## WHAT TO DO
Read the records below. Copy each line where the string "JSON" occurs.

***** SUPPLIED RECORDS *****

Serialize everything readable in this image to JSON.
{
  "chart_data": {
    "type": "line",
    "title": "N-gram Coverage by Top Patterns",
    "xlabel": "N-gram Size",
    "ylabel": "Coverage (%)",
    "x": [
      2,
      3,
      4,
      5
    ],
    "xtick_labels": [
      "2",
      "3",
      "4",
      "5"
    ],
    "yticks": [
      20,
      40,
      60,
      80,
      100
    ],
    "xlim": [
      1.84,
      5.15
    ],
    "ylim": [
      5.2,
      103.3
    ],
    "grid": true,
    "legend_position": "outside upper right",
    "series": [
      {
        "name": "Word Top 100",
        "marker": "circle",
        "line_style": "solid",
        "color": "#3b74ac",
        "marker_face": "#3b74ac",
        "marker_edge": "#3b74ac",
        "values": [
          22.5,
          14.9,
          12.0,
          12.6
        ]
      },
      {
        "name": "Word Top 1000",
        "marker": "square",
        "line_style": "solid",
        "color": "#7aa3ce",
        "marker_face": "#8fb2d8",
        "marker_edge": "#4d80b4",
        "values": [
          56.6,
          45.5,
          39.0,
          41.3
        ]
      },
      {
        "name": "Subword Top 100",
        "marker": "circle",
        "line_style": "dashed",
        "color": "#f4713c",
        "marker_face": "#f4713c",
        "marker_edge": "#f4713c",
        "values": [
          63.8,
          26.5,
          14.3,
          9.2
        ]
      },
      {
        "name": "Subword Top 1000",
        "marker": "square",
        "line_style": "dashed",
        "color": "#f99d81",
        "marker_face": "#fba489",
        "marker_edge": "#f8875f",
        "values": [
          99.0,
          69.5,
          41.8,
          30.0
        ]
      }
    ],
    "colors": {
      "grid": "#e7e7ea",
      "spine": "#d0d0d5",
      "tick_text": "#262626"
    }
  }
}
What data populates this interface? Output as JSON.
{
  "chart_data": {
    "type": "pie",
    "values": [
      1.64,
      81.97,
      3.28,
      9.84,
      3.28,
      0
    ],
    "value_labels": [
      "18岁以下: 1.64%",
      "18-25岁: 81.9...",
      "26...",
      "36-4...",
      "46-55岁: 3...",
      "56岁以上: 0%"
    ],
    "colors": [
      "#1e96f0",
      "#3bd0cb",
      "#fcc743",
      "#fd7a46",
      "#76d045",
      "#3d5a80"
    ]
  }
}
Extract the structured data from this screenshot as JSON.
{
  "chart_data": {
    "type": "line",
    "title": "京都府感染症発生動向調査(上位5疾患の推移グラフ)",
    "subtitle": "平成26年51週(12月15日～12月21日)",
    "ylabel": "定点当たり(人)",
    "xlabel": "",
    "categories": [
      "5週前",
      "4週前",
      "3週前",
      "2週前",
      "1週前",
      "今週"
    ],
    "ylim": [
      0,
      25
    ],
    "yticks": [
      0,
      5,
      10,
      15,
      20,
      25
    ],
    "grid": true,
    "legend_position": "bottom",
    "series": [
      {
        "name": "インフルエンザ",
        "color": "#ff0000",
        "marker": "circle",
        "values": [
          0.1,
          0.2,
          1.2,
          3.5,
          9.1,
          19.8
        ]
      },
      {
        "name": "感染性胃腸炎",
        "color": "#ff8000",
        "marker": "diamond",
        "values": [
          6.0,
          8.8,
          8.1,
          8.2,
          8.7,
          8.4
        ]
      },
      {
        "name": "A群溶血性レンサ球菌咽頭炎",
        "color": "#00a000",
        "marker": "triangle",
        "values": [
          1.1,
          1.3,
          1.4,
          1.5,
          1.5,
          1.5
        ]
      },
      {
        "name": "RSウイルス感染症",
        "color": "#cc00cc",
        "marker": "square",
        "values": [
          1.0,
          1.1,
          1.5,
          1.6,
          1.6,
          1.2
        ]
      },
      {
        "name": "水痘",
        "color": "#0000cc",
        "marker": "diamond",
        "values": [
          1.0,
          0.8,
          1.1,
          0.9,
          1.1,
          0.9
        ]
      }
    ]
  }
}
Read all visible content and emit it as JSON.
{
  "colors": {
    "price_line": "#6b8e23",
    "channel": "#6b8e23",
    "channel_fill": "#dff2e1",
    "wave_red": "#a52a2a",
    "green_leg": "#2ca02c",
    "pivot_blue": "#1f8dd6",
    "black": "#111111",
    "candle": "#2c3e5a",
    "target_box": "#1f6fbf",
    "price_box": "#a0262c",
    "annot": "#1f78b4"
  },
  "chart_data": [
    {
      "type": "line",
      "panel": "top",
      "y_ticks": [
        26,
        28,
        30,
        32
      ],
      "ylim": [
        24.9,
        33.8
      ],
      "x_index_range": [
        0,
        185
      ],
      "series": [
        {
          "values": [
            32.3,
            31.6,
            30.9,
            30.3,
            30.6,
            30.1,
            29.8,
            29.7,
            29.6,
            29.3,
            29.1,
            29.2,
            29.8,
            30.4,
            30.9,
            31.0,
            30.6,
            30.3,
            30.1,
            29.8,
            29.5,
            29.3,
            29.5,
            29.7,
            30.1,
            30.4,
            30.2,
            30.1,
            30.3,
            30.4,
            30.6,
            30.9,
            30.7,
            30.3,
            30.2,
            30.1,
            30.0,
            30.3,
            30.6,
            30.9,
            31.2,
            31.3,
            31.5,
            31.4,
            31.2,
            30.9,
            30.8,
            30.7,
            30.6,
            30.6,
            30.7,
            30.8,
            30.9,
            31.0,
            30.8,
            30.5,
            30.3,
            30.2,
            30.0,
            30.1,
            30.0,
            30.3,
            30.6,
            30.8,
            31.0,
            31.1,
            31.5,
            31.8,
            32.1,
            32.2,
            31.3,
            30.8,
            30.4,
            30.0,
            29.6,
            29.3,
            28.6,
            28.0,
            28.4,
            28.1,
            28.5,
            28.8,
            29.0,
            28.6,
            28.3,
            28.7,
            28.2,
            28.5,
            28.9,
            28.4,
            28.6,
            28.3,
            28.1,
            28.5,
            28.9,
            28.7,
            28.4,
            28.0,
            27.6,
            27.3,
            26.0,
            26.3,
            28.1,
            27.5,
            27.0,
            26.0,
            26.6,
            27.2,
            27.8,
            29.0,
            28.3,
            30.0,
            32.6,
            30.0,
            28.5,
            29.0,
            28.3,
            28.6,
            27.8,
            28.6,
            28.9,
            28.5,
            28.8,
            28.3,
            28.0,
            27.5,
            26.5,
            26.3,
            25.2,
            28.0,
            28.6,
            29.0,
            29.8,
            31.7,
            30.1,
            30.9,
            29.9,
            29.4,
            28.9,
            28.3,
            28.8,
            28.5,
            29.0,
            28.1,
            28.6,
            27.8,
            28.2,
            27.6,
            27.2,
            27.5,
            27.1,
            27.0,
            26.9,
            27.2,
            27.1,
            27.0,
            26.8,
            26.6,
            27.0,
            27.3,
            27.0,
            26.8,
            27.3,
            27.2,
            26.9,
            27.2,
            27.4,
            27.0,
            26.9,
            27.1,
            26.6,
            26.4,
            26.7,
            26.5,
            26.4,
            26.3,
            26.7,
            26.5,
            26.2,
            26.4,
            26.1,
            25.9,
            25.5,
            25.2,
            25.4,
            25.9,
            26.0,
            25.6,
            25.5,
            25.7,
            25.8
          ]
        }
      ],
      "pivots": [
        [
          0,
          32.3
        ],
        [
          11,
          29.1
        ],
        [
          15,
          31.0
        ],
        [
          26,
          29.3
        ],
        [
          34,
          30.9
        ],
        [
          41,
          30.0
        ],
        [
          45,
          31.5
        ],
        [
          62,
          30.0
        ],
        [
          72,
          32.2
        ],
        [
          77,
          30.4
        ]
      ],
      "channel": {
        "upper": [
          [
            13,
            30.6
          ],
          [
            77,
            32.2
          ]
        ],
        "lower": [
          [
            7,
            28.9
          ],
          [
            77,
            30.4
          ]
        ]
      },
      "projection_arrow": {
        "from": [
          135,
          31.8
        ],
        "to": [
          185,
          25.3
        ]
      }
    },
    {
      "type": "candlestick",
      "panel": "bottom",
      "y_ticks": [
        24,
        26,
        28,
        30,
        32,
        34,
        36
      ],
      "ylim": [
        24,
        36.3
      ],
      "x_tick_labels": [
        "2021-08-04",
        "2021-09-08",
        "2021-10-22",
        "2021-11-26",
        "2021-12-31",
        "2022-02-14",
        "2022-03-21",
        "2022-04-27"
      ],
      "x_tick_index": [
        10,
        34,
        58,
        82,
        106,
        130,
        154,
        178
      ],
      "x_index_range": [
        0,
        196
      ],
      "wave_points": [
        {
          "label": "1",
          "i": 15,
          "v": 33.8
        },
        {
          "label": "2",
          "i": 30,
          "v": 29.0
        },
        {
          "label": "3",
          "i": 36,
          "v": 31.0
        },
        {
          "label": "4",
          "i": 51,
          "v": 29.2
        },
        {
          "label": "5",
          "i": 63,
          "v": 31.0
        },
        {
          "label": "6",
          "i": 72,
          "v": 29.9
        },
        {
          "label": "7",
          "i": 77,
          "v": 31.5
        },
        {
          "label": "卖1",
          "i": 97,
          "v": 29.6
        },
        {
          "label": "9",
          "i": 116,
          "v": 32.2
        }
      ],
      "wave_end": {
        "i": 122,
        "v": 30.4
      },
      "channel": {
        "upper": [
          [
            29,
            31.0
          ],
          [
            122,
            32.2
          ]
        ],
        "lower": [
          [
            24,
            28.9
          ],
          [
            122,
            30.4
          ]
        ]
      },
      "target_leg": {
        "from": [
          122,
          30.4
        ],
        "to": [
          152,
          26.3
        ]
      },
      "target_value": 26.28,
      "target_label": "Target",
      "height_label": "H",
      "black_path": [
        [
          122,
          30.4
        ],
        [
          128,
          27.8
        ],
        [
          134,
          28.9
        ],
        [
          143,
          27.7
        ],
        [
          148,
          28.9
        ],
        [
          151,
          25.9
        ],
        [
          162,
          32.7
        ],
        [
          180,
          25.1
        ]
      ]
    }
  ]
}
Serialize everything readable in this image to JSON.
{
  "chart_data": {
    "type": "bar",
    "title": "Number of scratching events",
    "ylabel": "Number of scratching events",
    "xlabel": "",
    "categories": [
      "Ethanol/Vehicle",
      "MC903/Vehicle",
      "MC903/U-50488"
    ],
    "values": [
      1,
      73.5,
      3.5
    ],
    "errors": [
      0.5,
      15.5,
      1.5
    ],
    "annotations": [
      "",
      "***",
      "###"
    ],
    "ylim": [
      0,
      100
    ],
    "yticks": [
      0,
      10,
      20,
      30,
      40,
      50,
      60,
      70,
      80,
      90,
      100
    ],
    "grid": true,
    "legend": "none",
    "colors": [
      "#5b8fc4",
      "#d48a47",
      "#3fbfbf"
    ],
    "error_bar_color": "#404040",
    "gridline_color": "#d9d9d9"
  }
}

*****

## COMPLETE OUTPUT
Serialize everything readable in this image to JSON.
What data populates this interface? Output as JSON.
Extract the structured data from this screenshot as JSON.
Read all visible content and emit it as JSON.
Serialize everything readable in this image to JSON.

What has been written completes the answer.